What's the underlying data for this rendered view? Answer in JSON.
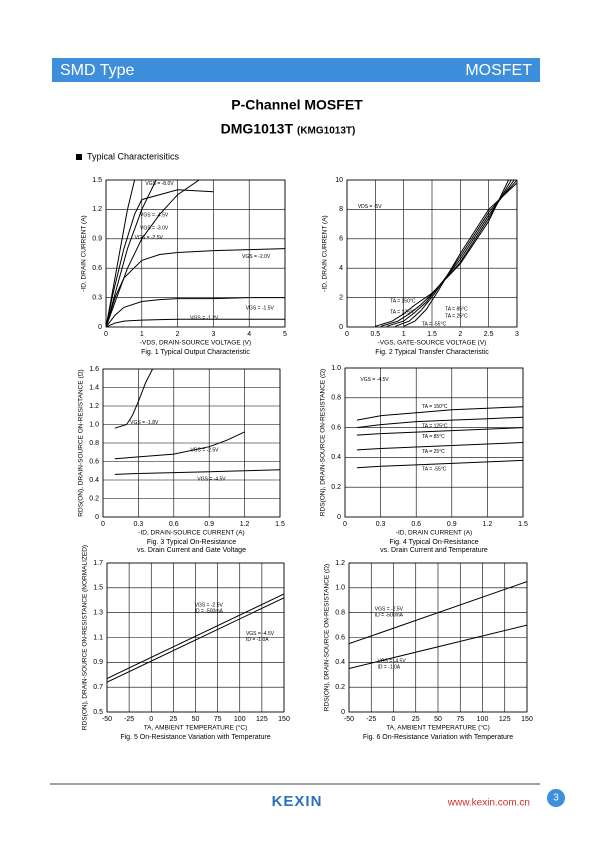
{
  "header": {
    "left": "SMD Type",
    "right": "MOSFET"
  },
  "title": "P-Channel MOSFET",
  "part": "DMG1013T",
  "alt_part": "(KMG1013T)",
  "section": "Typical  Characterisitics",
  "chart_data": [
    {
      "type": "line",
      "xlabel": "-VDS, DRAIN-SOURCE VOLTAGE (V)",
      "ylabel": "-ID, DRAIN CURRENT (A)",
      "caption": [
        "Fig. 1 Typical Output Characteristic"
      ],
      "xlim": [
        0,
        5
      ],
      "xticks": [
        0,
        1,
        2,
        3,
        4,
        5
      ],
      "ylim": [
        0,
        1.5
      ],
      "yticks": [
        0,
        0.3,
        0.6,
        0.9,
        1.2,
        1.5
      ],
      "grid": true,
      "color": "#000000",
      "series": [
        {
          "name": "VGS = -8.0V",
          "x": [
            0,
            0.2,
            0.4,
            0.6,
            0.8
          ],
          "values": [
            0,
            0.4,
            0.8,
            1.2,
            1.5
          ]
        },
        {
          "name": "VGS = -4.5V",
          "x": [
            0,
            0.2,
            0.5,
            0.8,
            1,
            2,
            3
          ],
          "values": [
            0,
            0.35,
            0.8,
            1.15,
            1.3,
            1.4,
            1.38
          ]
        },
        {
          "name": "VGS = -3.0V",
          "x": [
            0,
            0.3,
            0.6,
            1,
            1.4
          ],
          "values": [
            0,
            0.4,
            0.8,
            1.2,
            1.5
          ]
        },
        {
          "name": "VGS = -2.5V",
          "x": [
            0,
            0.3,
            0.6,
            1,
            1.5,
            2,
            2.6
          ],
          "values": [
            0,
            0.3,
            0.6,
            0.9,
            1.15,
            1.35,
            1.5
          ]
        },
        {
          "name": "VGS = -2.0V",
          "x": [
            0,
            0.25,
            0.5,
            1,
            1.5,
            2,
            3,
            4,
            5
          ],
          "values": [
            0,
            0.3,
            0.5,
            0.68,
            0.74,
            0.76,
            0.78,
            0.79,
            0.8
          ]
        },
        {
          "name": "VGS = -1.5V",
          "x": [
            0,
            0.25,
            0.5,
            1,
            1.5,
            2,
            3,
            4,
            5
          ],
          "values": [
            0,
            0.12,
            0.2,
            0.26,
            0.28,
            0.29,
            0.29,
            0.3,
            0.3
          ]
        },
        {
          "name": "VGS = -1.2V",
          "x": [
            0,
            0.25,
            0.5,
            1,
            1.5,
            2,
            3,
            4,
            5
          ],
          "values": [
            0,
            0.04,
            0.06,
            0.07,
            0.075,
            0.08,
            0.08,
            0.08,
            0.08
          ]
        }
      ]
    },
    {
      "type": "line",
      "xlabel": "-VGS, GATE-SOURCE VOLTAGE (V)",
      "ylabel": "-ID, DRAIN CURRENT (A)",
      "caption": [
        "Fig. 2  Typical Transfer Characteristic"
      ],
      "annotation": "VDS = -5V",
      "xlim": [
        0,
        3
      ],
      "xticks": [
        0,
        0.5,
        1,
        1.5,
        2,
        2.5,
        3
      ],
      "ylim": [
        0,
        10
      ],
      "yticks": [
        0,
        2,
        4,
        6,
        8,
        10
      ],
      "grid": true,
      "color": "#000000",
      "series": [
        {
          "name": "TA = 150°C",
          "x": [
            0.5,
            0.8,
            1,
            1.2,
            1.5,
            2,
            2.5,
            2.85
          ],
          "values": [
            0.05,
            0.4,
            0.9,
            1.5,
            2.3,
            4.3,
            7.2,
            10
          ]
        },
        {
          "name": "TA = 125°C",
          "x": [
            0.6,
            0.9,
            1.1,
            1.3,
            1.5,
            2,
            2.5,
            2.9
          ],
          "values": [
            0.05,
            0.4,
            0.9,
            1.5,
            2.25,
            4.4,
            7.4,
            10
          ]
        },
        {
          "name": "TA = 85°C",
          "x": [
            0.7,
            1,
            1.2,
            1.4,
            1.5,
            2,
            2.5,
            2.95
          ],
          "values": [
            0.05,
            0.4,
            1,
            1.7,
            2.2,
            4.6,
            7.6,
            10
          ]
        },
        {
          "name": "TA = 25°C",
          "x": [
            0.85,
            1.1,
            1.3,
            1.45,
            1.55,
            2,
            2.5,
            3
          ],
          "values": [
            0.05,
            0.4,
            1.1,
            1.8,
            2.3,
            4.8,
            7.8,
            10
          ]
        },
        {
          "name": "TA = -55°C",
          "x": [
            1,
            1.2,
            1.4,
            1.5,
            1.6,
            2,
            2.5,
            3
          ],
          "values": [
            0.05,
            0.4,
            1.2,
            1.8,
            2.4,
            5,
            8,
            9.8
          ]
        }
      ]
    },
    {
      "type": "line",
      "xlabel": "-ID, DRAIN-SOURCE CURRENT (A)",
      "ylabel": "RDS(ON), DRAIN-SOURCE ON-RESISTANCE (Ω)",
      "caption": [
        "Fig. 3  Typical On-Resistance",
        "vs. Drain Current and Gate Voltage"
      ],
      "xlim": [
        0,
        1.5
      ],
      "xticks": [
        0,
        0.3,
        0.6,
        0.9,
        1.2,
        1.5
      ],
      "ylim": [
        0,
        1.6
      ],
      "yticks": [
        0,
        0.2,
        0.4,
        0.6,
        0.8,
        {
          "value": 1,
          "label": "1.0"
        },
        1.2,
        1.4,
        1.6
      ],
      "grid": true,
      "color": "#000000",
      "series": [
        {
          "name": "VGS = -1.8V",
          "x": [
            0.1,
            0.2,
            0.25,
            0.3,
            0.36,
            0.42
          ],
          "values": [
            0.96,
            1.0,
            1.1,
            1.25,
            1.45,
            1.6
          ]
        },
        {
          "name": "VGS = -2.5V",
          "x": [
            0.1,
            0.3,
            0.6,
            0.9,
            1.05,
            1.2
          ],
          "values": [
            0.63,
            0.65,
            0.68,
            0.76,
            0.83,
            0.92
          ]
        },
        {
          "name": "VGS = -4.5V",
          "x": [
            0.1,
            0.3,
            0.6,
            0.9,
            1.2,
            1.5
          ],
          "values": [
            0.46,
            0.47,
            0.48,
            0.49,
            0.5,
            0.51
          ]
        }
      ]
    },
    {
      "type": "line",
      "xlabel": "-ID, DRAIN CURRENT (A)",
      "ylabel": "RDS(ON), DRAIN-SOURCE ON-RESISTANCE (Ω)",
      "caption": [
        "Fig. 4 Typical On-Resistance",
        "vs. Drain Current and Temperature"
      ],
      "annotation": "VGS = -4.5V",
      "xlim": [
        0,
        1.5
      ],
      "xticks": [
        0,
        0.3,
        0.6,
        0.9,
        1.2,
        1.5
      ],
      "ylim": [
        0,
        1
      ],
      "yticks": [
        0,
        0.2,
        0.4,
        0.6,
        0.8,
        {
          "value": 1,
          "label": "1.0"
        }
      ],
      "grid": true,
      "color": "#000000",
      "series": [
        {
          "name": "TA = 150°C",
          "x": [
            0.1,
            0.3,
            0.6,
            0.9,
            1.2,
            1.5
          ],
          "values": [
            0.65,
            0.68,
            0.7,
            0.72,
            0.73,
            0.74
          ]
        },
        {
          "name": "TA = 125°C",
          "x": [
            0.1,
            0.3,
            0.6,
            0.9,
            1.2,
            1.5
          ],
          "values": [
            0.6,
            0.62,
            0.64,
            0.65,
            0.66,
            0.67
          ]
        },
        {
          "name": "TA = 85°C",
          "x": [
            0.1,
            0.3,
            0.6,
            0.9,
            1.2,
            1.5
          ],
          "values": [
            0.55,
            0.56,
            0.57,
            0.58,
            0.59,
            0.6
          ]
        },
        {
          "name": "TA = 25°C",
          "x": [
            0.1,
            0.3,
            0.6,
            0.9,
            1.2,
            1.5
          ],
          "values": [
            0.45,
            0.46,
            0.47,
            0.48,
            0.49,
            0.5
          ]
        },
        {
          "name": "TA = -55°C",
          "x": [
            0.1,
            0.3,
            0.6,
            0.9,
            1.2,
            1.5
          ],
          "values": [
            0.33,
            0.34,
            0.35,
            0.36,
            0.37,
            0.38
          ]
        }
      ]
    },
    {
      "type": "line",
      "xlabel": "TA, AMBIENT TEMPERATURE (°C)",
      "ylabel": "RDS(ON), DRAIN-SOURCE ON-RESISTANCE (NORMALIZED)",
      "caption": [
        "Fig. 5 On-Resistance Variation with Temperature"
      ],
      "xlim": [
        -50,
        150
      ],
      "xticks": [
        -50,
        -25,
        0,
        25,
        50,
        75,
        100,
        125,
        150
      ],
      "ylim": [
        0.5,
        1.7
      ],
      "yticks": [
        0.5,
        0.7,
        0.9,
        1.1,
        1.3,
        1.5,
        1.7
      ],
      "grid": true,
      "color": "#000000",
      "series": [
        {
          "name": "VGS = -2.5V",
          "condition": "ID = -500mA",
          "x": [
            -50,
            150
          ],
          "values": [
            0.77,
            1.45
          ]
        },
        {
          "name": "VGS = -4.5V",
          "condition": "ID = -1.0A",
          "x": [
            -50,
            150
          ],
          "values": [
            0.74,
            1.42
          ]
        }
      ]
    },
    {
      "type": "line",
      "xlabel": "TA, AMBIENT TEMPERATURE (°C)",
      "ylabel": "RDS(ON), DRAIN-SOURCE ON-RESISTANCE (Ω)",
      "caption": [
        "Fig. 6 On-Resistance Variation with Temperature"
      ],
      "xlim": [
        -50,
        150
      ],
      "xticks": [
        -50,
        -25,
        0,
        25,
        50,
        75,
        100,
        125,
        150
      ],
      "ylim": [
        0,
        1.2
      ],
      "yticks": [
        0,
        0.2,
        0.4,
        0.6,
        0.8,
        {
          "value": 1,
          "label": "1.0"
        },
        1.2
      ],
      "grid": true,
      "color": "#000000",
      "series": [
        {
          "name": "VGS = -2.5V",
          "condition": "ID = -500mA",
          "x": [
            -50,
            150
          ],
          "values": [
            0.55,
            1.05
          ]
        },
        {
          "name": "VGS = -4.5V",
          "condition": "ID = -1.0A",
          "x": [
            -50,
            150
          ],
          "values": [
            0.35,
            0.7
          ]
        }
      ]
    }
  ],
  "footer": {
    "logo": "KEXIN",
    "url": "www.kexin.com.cn",
    "page": "3"
  }
}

----------------

→ What is expected
In the listing above, find the lines holding the word "annotation" and copy them.

→ Response to this exercise
      "annotation": "VDS = -5V",
      "annotation": "VGS = -4.5V",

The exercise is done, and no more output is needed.